For patients with cerebrovascular diseases, a diagnosis is often made in the acute inpatient setting after an ischemic or hemorrhagic event.5 For this reason, we sought to conduct a pilot SMA for patients with cerebrovascular disease in an inpatient setting. Given the neurological sequelae often associated with this disease, in this pilot study we also sought to engage caregivers early in the course of treatment. The study, initially designed to be performed with in-person SMAs, coincided with the COVID pandemic and the meetings were ultimately transformed into virtual SMAs (vSMAs).
The objective of this pilot was to develop a care pathway to improve patient and caregiver health literacy, self-efficacy, and satisfaction. We hoped that a vSMA conducted as an early intervention would help patients and caregivers learn to understand and manage their disease process and feel more comfortable navigating a complex healthcare system. Secondary objectives were to reduce healthcare provider burnout through a more humanistic approach to patient care.

● **Work order A**
Answer these questions about the passage on the cerebrovascular shared medical appointment pilot:
(i) In what setting is a diagnosis of cerebrovascular disease often made?
(ii) What did the meetings become once the study coincided with the COVID pandemic?
(iii) What were the secondary objectives of the pilot?
● **Work order B**
Transcribe the passage on the cerebrovascular shared medical appointment pilot, starting with "The objective of" and going on through "to patient care.".
● **Work order C**
Write the next part of the passage on the cerebrovascular shared medical appointment pilot, picking up after its final sentence.

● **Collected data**
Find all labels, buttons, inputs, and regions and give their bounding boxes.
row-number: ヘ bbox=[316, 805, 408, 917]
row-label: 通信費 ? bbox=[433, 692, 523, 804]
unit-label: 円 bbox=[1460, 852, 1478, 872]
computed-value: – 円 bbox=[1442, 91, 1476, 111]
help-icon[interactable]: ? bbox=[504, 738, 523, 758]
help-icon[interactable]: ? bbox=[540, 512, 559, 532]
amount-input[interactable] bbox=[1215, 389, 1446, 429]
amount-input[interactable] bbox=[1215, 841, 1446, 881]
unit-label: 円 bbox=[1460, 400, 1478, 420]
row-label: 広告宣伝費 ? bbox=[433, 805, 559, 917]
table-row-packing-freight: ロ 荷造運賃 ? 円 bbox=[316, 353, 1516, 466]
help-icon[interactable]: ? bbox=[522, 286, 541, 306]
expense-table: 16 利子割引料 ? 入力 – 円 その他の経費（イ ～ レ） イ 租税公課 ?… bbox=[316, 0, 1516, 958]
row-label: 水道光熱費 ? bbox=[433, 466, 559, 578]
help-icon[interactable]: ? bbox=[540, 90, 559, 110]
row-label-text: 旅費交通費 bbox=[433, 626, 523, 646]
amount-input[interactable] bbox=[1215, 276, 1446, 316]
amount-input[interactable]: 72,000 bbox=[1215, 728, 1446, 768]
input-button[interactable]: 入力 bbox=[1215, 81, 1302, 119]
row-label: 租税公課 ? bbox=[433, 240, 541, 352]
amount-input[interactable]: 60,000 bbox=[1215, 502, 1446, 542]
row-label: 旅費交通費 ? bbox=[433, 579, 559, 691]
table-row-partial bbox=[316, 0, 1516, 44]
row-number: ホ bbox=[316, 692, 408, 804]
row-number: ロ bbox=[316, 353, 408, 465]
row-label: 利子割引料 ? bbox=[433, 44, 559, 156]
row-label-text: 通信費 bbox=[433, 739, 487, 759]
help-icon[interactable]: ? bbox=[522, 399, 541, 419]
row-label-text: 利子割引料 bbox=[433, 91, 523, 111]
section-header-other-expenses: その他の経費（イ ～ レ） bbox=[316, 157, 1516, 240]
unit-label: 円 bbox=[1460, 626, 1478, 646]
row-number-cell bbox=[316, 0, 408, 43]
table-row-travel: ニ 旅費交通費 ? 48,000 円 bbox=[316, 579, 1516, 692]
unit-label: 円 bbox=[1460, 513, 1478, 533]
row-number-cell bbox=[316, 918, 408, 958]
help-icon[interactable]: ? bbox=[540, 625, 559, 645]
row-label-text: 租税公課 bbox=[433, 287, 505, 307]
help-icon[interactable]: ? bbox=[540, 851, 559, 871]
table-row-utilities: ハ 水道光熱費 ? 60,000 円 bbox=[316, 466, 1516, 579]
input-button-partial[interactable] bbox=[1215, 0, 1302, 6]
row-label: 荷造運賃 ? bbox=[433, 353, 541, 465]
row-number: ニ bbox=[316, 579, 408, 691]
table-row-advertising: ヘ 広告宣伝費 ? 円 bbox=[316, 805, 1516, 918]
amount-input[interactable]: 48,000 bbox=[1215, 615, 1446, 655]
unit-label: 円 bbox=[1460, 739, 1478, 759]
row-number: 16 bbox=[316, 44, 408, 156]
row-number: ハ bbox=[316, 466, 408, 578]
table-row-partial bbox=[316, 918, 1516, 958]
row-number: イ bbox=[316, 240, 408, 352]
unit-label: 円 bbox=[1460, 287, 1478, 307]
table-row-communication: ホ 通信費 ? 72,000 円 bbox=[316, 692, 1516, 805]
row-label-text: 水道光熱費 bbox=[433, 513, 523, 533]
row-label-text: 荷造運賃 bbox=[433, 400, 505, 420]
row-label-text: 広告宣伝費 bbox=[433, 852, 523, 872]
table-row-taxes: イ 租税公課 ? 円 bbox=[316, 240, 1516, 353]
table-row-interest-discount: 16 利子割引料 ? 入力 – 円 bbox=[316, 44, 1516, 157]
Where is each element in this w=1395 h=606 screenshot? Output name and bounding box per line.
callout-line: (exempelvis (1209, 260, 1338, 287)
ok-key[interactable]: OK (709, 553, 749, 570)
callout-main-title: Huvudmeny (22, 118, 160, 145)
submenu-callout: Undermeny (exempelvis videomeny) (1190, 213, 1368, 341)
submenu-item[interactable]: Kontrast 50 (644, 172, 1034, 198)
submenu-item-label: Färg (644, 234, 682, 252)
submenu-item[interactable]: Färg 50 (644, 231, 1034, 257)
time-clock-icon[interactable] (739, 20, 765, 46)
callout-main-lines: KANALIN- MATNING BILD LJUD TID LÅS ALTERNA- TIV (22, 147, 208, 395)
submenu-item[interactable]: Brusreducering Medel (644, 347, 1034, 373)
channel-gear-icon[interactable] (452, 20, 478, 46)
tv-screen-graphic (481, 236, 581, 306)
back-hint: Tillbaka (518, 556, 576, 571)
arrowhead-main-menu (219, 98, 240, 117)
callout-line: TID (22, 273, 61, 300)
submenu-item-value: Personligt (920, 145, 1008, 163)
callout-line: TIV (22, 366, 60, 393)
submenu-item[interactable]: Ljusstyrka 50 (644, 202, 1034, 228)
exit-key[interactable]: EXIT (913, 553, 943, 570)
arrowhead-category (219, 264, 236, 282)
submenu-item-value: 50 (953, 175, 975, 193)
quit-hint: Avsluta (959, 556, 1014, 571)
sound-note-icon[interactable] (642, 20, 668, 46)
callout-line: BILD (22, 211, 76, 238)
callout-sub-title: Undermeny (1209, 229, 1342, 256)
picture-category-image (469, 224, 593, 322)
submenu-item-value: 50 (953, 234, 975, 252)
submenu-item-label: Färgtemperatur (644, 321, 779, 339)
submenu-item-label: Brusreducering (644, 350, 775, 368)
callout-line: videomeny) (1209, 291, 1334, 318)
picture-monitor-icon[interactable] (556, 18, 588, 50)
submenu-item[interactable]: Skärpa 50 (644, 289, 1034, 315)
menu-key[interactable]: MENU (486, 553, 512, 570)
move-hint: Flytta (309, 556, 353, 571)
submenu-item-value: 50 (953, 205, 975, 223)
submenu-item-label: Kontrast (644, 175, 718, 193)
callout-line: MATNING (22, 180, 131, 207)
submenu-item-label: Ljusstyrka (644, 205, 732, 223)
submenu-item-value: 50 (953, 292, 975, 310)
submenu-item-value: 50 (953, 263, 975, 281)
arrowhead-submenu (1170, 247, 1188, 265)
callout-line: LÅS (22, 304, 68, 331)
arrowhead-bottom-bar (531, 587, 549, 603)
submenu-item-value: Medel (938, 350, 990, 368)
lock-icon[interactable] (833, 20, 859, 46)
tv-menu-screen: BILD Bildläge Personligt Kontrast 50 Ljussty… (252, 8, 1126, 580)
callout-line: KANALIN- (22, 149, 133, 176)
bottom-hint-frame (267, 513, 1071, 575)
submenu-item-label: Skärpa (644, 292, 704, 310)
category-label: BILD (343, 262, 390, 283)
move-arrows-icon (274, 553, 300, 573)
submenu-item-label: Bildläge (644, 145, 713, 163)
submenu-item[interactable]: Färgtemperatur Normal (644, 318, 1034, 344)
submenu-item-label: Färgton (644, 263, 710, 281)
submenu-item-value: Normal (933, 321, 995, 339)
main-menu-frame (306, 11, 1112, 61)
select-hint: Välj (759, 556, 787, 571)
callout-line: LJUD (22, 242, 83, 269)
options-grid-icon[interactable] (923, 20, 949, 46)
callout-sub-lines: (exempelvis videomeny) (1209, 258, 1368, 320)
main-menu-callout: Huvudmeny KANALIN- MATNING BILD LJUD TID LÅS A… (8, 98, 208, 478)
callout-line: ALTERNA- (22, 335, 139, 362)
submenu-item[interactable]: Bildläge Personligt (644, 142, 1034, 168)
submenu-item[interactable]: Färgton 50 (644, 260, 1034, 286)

● **Exercise response A**
(i) In the acute inpatient setting after an ischemic or hemorrhagic event.
(ii) Virtual SMAs (vSMAs).
(iii) To reduce healthcare provider burnout through a more humanistic approach to patient care.

● **Exercise response B**
The objective of this pilot was to develop a care pathway to improve patient and caregiver health literacy, self-efficacy, and satisfaction. We hoped that a vSMA conducted as an early intervention would help patients and caregivers learn to understand and manage their disease process and feel more comfortable navigating a complex healthcare system. Secondary objectives were to reduce healthcare provider burnout through a more humanistic approach to patient care.

● **Exercise response C**
Methods
This study received grant funding from the American College for Graduate Medical Education. Institutional review board approval was obtained from University Hospitals Cleveland Medical Center.
For study enrollment, patients with an admission longer than 24 hours as well as caregivers of admitted patients were screened through the neurosurgery, neurocritical care, and neurology electronic medical record census. Paid medical student research assistants performed the census of patient data and contacted families for enrollment. Inclusion criteria are shown in Table 1. All patients underwent a capacity assessment prior to enrollment. A patient’s declination to participate or failure of capacity assessment did not preclude caregiver participation. Participants received $60 in gift cards for their participation in the study ($10 before survey completion and $50 after completion of both the vSMA session and postsession survey). Repeat participants were permitted. Facilitators were volunteers who were selected prior to the session and included neurosurgical and neurology trainees (residents and fellows), advanced practice providers, and nurses.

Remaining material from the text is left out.